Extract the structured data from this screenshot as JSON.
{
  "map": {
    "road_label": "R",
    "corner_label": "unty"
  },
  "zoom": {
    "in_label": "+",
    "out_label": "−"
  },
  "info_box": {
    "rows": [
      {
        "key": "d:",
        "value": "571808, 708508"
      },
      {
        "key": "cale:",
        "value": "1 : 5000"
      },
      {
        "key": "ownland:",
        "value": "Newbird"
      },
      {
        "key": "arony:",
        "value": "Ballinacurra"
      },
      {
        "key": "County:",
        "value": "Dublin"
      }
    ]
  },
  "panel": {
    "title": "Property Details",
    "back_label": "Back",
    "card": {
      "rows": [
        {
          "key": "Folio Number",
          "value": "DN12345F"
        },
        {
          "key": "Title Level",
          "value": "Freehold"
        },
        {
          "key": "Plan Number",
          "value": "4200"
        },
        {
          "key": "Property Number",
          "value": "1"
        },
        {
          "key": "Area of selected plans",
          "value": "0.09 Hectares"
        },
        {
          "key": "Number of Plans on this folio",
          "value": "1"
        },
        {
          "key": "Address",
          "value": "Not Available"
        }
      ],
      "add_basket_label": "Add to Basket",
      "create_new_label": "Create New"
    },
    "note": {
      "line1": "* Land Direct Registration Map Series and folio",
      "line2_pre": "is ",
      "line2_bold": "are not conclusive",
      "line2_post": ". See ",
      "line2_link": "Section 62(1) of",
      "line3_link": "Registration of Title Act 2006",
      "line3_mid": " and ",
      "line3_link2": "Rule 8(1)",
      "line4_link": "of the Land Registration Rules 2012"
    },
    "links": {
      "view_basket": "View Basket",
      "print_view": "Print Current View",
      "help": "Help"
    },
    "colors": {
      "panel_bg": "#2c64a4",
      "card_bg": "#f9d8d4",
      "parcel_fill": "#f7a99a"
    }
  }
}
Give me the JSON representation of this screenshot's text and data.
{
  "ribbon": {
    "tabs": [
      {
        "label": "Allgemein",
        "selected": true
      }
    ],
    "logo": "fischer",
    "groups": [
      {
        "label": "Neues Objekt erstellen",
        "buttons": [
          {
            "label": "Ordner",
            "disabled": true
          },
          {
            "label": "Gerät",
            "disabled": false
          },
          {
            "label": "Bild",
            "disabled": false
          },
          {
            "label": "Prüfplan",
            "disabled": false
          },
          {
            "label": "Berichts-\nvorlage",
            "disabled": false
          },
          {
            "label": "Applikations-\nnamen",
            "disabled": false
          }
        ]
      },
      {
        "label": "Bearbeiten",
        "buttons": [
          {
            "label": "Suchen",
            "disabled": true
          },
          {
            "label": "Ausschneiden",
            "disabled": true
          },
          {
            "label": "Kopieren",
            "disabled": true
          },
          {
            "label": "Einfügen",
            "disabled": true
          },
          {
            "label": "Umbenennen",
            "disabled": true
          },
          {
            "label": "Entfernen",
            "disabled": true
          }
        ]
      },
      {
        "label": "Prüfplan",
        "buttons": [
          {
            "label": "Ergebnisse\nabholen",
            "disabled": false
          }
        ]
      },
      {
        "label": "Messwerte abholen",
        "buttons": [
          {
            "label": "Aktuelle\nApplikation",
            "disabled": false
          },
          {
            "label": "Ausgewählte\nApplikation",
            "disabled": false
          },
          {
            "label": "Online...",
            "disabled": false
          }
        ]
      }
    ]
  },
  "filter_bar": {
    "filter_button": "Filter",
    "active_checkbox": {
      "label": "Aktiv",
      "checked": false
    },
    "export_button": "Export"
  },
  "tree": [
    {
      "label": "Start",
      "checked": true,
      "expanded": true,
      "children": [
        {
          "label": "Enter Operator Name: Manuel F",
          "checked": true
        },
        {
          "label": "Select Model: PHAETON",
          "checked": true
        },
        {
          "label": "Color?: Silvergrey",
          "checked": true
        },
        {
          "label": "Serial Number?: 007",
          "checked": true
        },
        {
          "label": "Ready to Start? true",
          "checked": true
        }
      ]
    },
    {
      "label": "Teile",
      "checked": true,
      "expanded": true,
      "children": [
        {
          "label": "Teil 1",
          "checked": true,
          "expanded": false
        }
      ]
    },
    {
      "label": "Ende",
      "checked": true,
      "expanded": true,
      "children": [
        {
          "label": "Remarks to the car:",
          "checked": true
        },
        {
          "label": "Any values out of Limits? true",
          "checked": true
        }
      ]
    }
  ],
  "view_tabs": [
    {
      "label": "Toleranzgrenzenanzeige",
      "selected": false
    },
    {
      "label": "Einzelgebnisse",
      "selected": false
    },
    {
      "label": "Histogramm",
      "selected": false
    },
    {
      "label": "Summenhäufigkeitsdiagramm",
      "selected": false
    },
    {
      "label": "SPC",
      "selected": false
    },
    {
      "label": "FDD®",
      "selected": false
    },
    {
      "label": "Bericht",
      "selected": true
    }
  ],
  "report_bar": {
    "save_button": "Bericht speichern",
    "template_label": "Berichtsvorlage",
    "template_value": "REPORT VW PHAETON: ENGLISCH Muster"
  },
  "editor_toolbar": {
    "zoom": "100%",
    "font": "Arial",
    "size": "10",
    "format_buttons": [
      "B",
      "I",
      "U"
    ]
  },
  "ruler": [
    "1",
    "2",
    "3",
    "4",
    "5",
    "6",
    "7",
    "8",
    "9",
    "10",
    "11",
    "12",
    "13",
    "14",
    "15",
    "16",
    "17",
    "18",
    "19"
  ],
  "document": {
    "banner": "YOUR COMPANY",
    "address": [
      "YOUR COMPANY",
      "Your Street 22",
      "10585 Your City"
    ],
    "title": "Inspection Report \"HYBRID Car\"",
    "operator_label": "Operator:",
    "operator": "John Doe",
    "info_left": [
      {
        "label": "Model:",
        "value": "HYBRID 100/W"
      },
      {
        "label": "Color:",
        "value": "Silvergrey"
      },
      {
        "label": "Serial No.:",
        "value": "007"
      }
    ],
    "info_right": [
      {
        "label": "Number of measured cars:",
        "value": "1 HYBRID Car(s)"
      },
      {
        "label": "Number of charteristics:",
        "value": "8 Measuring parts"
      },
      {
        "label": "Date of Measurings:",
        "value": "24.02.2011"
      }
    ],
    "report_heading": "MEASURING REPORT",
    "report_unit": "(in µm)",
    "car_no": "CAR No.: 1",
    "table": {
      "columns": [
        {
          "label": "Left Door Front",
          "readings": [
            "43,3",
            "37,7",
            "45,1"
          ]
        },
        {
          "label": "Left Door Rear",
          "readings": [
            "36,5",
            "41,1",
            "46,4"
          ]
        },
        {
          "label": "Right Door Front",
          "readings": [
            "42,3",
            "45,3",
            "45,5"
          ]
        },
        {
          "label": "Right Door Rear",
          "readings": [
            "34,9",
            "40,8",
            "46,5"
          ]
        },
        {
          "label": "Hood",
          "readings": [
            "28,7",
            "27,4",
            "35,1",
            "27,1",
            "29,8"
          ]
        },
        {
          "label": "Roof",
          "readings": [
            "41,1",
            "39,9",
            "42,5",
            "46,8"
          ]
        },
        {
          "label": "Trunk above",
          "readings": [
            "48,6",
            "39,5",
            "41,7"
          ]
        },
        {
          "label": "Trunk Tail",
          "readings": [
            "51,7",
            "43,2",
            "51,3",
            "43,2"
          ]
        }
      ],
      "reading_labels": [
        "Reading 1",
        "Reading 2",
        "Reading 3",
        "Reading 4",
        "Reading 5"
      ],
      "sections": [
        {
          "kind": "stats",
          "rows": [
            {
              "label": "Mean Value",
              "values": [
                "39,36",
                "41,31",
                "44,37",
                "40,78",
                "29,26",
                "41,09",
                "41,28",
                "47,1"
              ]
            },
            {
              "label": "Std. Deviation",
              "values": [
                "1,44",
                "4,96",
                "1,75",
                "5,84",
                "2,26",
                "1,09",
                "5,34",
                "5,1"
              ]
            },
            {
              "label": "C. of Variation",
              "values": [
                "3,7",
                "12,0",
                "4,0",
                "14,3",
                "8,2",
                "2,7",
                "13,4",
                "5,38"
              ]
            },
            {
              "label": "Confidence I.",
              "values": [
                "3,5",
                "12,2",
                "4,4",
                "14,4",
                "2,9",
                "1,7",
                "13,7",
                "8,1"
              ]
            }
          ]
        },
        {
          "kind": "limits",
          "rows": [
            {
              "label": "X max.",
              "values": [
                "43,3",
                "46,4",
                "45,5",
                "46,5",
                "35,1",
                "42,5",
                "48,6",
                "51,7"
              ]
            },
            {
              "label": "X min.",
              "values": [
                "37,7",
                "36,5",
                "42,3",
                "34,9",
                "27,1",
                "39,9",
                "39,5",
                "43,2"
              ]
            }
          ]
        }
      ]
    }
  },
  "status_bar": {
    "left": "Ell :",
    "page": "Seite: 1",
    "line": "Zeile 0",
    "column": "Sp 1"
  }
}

________

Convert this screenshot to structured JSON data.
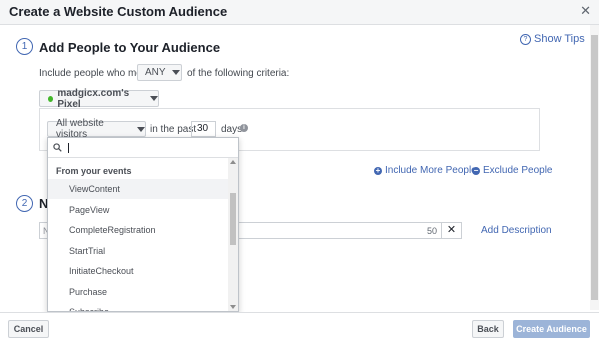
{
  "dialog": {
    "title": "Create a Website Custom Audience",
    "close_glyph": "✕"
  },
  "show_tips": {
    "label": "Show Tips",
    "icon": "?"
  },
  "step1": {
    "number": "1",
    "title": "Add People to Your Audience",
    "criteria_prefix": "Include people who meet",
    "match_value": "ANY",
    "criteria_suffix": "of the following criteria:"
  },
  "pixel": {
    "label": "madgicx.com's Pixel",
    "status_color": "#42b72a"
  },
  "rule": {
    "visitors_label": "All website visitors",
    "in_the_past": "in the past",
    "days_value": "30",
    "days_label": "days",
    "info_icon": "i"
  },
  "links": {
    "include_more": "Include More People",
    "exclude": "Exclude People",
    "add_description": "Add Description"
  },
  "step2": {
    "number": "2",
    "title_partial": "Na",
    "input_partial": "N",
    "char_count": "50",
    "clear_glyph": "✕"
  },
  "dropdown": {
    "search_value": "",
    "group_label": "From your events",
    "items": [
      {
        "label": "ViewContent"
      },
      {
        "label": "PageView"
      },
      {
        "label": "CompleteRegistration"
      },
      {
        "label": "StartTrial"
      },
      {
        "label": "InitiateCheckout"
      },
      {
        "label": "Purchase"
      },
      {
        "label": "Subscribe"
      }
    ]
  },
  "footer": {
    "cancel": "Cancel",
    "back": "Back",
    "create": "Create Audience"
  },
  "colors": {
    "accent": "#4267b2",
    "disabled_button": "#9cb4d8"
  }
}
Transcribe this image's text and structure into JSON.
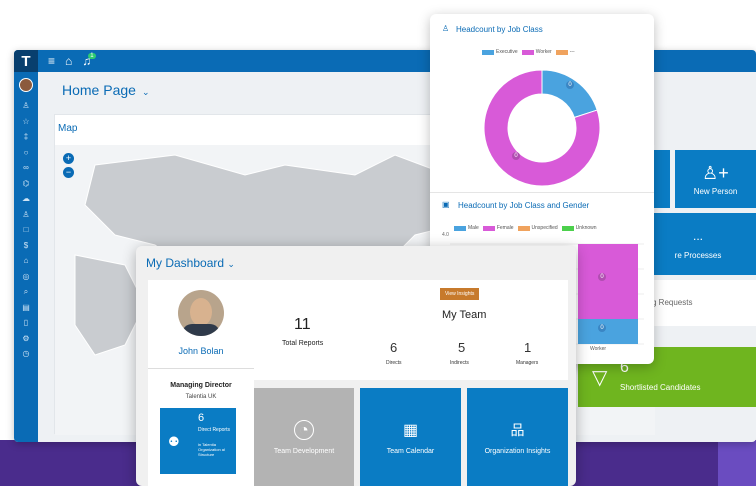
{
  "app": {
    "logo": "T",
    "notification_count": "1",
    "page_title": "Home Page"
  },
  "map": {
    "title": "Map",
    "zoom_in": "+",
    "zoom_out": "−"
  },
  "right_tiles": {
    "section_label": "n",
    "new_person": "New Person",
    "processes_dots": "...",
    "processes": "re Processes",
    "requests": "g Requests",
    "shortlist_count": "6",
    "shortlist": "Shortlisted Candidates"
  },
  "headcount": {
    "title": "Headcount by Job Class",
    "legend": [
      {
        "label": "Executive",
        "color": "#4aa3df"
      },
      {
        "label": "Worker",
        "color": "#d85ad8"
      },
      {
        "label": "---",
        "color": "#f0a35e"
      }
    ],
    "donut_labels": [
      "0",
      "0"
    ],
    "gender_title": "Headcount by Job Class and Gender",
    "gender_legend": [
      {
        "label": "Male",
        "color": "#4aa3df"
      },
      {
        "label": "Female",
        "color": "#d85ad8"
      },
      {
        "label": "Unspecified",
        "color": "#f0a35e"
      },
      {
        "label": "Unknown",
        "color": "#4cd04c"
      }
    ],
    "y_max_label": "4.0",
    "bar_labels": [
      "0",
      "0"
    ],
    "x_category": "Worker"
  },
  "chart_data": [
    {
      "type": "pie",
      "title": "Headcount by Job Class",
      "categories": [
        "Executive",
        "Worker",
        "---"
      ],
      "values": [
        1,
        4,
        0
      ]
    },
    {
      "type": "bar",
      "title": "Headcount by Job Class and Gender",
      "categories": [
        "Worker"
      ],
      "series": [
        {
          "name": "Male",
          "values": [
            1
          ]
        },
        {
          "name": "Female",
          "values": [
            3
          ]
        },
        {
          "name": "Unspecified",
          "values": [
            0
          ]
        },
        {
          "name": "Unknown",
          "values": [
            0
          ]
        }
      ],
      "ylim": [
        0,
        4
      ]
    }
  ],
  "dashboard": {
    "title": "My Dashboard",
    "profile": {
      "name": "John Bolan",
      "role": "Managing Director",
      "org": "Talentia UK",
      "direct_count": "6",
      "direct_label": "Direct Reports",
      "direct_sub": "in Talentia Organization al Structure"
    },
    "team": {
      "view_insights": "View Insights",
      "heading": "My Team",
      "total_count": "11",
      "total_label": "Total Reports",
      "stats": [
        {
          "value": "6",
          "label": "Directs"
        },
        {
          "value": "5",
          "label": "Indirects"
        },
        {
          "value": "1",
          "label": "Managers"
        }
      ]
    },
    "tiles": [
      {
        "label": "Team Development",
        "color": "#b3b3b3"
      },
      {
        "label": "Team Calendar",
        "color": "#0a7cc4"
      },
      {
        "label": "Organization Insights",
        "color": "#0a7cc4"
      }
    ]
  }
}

________

:: What is required ::
Copy all lines of the material above where the string "Talentia" occurs.

:: Finished exercise ::
      "org": "Talentia UK",
      "direct_sub": "in Talentia Organization al Structure"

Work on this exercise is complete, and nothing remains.